Brief -
From the entries below, gather every line containing the string "JSON".

Data entries for graphics -
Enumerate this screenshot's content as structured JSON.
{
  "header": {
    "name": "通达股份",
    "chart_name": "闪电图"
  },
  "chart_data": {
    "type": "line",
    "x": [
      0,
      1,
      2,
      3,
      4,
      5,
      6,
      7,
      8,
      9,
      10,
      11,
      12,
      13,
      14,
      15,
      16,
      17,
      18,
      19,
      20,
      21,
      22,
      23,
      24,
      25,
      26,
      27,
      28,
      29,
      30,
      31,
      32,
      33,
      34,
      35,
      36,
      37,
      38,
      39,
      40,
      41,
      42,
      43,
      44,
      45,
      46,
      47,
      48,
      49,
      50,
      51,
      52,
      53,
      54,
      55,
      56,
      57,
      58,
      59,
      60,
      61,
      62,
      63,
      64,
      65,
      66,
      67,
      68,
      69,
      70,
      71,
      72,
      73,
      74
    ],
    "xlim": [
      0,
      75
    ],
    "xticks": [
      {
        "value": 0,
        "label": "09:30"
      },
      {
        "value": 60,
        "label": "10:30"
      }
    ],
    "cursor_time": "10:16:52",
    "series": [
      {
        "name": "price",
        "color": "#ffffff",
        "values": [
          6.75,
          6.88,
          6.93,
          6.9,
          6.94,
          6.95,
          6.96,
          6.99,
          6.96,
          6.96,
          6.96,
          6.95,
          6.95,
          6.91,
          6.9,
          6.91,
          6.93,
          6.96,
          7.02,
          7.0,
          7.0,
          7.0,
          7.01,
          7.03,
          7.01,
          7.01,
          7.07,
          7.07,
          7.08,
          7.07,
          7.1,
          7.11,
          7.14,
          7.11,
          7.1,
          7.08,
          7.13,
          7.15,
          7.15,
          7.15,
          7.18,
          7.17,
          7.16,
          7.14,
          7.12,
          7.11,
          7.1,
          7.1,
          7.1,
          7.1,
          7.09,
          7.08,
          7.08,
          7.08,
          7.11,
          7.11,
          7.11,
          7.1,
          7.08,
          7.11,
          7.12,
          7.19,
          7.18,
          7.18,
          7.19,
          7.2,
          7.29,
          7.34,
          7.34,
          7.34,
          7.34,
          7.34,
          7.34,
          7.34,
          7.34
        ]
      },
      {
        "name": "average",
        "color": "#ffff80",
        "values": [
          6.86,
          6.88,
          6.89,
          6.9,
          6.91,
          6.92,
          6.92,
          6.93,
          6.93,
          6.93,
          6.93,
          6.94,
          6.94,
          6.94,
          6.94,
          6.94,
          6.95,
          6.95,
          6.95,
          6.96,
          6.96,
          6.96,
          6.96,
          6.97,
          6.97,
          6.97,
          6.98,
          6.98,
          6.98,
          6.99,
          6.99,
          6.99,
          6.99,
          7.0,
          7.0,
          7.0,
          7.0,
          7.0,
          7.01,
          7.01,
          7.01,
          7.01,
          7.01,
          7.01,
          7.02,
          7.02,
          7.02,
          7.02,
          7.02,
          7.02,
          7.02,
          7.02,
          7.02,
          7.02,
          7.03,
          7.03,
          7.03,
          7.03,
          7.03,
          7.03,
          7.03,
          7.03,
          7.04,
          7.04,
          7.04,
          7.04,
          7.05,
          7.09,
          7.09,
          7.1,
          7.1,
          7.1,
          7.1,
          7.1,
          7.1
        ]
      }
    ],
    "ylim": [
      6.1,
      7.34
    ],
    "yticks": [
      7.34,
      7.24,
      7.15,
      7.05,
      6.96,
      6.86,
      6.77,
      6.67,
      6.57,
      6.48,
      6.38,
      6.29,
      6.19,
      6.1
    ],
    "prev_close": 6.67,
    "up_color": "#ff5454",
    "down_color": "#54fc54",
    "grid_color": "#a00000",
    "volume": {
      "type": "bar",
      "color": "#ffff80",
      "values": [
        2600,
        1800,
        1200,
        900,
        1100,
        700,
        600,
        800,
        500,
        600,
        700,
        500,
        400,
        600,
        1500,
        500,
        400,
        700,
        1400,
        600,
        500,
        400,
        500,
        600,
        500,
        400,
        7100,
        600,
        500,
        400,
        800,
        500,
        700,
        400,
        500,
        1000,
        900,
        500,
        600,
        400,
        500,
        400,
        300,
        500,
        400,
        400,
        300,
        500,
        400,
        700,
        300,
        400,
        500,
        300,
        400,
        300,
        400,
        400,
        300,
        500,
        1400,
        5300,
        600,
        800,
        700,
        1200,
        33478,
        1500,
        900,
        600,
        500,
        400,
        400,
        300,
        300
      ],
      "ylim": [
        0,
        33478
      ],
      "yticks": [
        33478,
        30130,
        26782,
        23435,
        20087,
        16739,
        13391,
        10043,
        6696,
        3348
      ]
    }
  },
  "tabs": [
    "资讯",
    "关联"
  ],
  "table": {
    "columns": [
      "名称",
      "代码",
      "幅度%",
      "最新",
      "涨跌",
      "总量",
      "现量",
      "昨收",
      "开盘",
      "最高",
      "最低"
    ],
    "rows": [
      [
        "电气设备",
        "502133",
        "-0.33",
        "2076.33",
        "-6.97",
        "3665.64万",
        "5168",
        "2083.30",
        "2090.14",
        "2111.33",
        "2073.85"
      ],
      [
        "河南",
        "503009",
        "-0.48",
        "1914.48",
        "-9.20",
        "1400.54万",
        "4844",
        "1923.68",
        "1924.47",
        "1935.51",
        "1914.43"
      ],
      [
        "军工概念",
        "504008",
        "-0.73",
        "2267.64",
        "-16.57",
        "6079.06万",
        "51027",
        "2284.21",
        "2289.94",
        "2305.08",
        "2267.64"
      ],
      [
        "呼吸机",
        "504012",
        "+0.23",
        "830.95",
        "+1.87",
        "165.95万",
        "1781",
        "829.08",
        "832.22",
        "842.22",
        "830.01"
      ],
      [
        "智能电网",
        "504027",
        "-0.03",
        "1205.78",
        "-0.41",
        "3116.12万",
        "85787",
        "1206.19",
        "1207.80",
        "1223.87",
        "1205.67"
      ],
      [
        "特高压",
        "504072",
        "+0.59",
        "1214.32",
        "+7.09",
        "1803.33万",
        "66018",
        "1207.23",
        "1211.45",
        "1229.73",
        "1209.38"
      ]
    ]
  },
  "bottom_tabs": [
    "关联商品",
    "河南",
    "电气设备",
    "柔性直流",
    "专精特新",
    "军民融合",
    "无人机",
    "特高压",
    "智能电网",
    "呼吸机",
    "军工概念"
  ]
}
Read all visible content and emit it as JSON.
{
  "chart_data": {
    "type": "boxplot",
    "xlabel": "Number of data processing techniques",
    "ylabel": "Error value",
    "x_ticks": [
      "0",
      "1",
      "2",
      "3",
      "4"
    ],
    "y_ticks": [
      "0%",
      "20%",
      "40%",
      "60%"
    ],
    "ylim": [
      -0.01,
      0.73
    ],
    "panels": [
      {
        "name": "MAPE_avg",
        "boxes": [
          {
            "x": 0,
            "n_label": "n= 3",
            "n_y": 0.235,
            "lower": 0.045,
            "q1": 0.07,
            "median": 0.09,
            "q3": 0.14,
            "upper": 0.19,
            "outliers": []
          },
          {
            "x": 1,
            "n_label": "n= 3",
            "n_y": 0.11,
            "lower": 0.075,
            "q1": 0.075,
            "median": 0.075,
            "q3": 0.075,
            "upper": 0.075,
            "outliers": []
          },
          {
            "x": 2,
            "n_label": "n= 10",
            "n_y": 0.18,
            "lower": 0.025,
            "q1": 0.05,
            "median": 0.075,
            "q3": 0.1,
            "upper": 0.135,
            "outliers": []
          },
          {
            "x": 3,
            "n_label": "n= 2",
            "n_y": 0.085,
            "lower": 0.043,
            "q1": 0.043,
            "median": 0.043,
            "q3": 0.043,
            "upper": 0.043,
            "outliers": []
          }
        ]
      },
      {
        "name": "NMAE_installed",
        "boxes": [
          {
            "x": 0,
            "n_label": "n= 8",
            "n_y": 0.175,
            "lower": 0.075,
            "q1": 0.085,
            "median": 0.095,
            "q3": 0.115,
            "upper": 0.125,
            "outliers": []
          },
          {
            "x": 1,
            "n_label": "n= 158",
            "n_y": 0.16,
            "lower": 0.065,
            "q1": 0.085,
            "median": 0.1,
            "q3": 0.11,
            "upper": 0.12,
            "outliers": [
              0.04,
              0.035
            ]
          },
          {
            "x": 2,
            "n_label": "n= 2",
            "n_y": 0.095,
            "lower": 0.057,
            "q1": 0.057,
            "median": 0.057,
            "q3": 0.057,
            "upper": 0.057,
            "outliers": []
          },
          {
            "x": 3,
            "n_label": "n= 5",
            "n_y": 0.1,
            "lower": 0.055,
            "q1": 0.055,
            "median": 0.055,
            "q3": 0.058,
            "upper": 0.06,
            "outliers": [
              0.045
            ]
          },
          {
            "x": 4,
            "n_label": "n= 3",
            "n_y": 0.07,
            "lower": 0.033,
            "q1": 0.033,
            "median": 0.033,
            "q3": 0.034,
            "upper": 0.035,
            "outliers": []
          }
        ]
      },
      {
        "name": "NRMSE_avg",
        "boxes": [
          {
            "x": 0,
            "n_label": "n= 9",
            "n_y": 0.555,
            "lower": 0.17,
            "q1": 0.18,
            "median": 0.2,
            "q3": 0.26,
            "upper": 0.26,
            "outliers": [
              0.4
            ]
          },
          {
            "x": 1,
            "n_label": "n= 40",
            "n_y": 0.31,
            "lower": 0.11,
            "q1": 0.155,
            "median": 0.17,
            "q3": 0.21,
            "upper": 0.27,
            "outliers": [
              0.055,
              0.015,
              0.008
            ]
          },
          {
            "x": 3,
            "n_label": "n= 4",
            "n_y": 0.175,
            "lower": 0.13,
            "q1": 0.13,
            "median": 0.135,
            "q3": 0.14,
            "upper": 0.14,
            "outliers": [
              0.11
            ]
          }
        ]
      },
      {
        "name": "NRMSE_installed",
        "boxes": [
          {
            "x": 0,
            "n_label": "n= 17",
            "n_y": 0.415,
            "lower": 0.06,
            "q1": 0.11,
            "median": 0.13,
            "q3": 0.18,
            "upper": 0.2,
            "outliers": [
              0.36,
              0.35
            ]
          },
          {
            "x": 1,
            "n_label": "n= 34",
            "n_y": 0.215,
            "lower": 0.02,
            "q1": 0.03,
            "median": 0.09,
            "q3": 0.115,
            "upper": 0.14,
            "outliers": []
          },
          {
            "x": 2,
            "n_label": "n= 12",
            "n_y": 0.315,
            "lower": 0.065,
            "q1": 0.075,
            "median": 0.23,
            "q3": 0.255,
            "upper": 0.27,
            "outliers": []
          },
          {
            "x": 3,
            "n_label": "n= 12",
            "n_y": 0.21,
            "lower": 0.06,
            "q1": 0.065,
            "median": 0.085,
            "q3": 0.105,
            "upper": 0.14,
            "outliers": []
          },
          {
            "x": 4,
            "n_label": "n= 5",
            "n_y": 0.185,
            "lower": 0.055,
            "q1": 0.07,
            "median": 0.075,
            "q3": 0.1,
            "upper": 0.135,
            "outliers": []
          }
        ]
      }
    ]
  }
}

Result -
Enumerate this screenshot's content as structured JSON.
Read all visible content and emit it as JSON.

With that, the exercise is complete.